**WHAT IS NEEDED**: Return each line of the records below that contains the string "header".

**SUPPLIED RECORDS**:
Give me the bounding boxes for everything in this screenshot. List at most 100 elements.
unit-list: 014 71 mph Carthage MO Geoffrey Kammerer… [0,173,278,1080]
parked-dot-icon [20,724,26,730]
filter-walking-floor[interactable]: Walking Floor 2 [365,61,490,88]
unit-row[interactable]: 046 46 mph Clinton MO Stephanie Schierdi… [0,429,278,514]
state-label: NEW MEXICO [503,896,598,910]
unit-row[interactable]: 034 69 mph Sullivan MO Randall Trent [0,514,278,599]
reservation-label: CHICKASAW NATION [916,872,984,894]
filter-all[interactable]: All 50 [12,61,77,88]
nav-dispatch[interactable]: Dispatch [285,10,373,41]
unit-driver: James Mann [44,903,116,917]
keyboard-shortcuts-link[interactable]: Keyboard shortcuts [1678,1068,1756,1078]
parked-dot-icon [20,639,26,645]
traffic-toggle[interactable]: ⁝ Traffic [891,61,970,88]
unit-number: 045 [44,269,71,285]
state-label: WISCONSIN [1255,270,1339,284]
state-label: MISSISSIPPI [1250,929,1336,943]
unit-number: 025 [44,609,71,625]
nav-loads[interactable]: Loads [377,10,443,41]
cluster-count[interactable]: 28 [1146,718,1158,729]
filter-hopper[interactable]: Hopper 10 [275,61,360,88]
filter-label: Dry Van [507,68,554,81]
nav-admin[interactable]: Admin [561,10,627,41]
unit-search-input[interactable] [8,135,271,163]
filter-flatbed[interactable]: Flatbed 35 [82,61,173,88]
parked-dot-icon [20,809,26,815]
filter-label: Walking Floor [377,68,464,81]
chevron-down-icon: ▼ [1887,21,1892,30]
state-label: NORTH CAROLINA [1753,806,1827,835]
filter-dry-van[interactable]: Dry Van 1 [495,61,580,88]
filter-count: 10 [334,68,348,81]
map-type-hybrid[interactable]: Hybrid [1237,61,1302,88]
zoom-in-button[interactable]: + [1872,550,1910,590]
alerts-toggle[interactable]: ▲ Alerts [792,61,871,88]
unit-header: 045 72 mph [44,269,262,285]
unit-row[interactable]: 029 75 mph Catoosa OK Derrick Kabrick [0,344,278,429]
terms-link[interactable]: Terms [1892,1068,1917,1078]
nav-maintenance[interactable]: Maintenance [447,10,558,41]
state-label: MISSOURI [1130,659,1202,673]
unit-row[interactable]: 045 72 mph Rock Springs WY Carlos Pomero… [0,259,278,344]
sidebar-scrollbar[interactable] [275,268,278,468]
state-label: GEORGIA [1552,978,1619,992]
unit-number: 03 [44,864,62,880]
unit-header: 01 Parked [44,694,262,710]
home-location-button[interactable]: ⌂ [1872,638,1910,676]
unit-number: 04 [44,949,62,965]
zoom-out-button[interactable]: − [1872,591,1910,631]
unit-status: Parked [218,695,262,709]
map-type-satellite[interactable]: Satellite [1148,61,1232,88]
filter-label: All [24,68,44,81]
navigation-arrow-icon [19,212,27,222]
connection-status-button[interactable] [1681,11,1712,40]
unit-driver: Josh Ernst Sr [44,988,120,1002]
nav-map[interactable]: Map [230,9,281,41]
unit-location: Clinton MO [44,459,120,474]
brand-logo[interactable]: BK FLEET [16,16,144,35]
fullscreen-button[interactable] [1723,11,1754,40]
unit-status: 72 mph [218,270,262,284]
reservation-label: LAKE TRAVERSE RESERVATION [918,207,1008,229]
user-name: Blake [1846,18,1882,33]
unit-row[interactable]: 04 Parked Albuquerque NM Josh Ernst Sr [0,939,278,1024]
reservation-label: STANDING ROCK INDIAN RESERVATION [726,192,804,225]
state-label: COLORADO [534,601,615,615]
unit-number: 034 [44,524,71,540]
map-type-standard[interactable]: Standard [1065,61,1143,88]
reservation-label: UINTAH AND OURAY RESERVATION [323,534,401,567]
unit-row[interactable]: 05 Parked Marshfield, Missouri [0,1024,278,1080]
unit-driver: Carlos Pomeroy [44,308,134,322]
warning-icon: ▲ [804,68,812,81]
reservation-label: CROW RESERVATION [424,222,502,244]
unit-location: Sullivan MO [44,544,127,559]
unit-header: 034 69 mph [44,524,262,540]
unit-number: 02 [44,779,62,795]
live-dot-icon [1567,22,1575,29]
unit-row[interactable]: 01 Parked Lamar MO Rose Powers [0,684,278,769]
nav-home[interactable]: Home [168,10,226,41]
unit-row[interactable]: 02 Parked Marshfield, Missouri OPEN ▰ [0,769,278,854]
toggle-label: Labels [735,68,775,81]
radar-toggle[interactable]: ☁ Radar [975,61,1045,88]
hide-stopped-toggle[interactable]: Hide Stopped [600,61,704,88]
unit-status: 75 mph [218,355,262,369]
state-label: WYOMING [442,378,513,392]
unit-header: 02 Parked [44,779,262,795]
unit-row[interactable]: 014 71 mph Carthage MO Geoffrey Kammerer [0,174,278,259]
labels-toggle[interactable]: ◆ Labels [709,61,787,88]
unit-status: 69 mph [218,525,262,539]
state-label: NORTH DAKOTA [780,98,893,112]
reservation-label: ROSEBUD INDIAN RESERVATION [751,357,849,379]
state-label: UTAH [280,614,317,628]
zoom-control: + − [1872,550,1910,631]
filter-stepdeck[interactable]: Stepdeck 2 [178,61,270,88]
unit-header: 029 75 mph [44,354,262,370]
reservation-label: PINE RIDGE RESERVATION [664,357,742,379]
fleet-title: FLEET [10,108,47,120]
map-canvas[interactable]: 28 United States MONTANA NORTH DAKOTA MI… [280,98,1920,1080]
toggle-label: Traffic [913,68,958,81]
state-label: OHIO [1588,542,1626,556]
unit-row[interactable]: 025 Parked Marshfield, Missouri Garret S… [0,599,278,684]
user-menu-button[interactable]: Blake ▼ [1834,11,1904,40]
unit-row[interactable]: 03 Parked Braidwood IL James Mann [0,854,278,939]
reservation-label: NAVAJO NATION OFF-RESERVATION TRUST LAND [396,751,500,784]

**TASK RESPONSE**:
unit-header: 045 72 mph [44,269,262,285]
unit-header: 01 Parked [44,694,262,710]
unit-header: 034 69 mph [44,524,262,540]
unit-header: 02 Parked [44,779,262,795]
unit-header: 029 75 mph [44,354,262,370]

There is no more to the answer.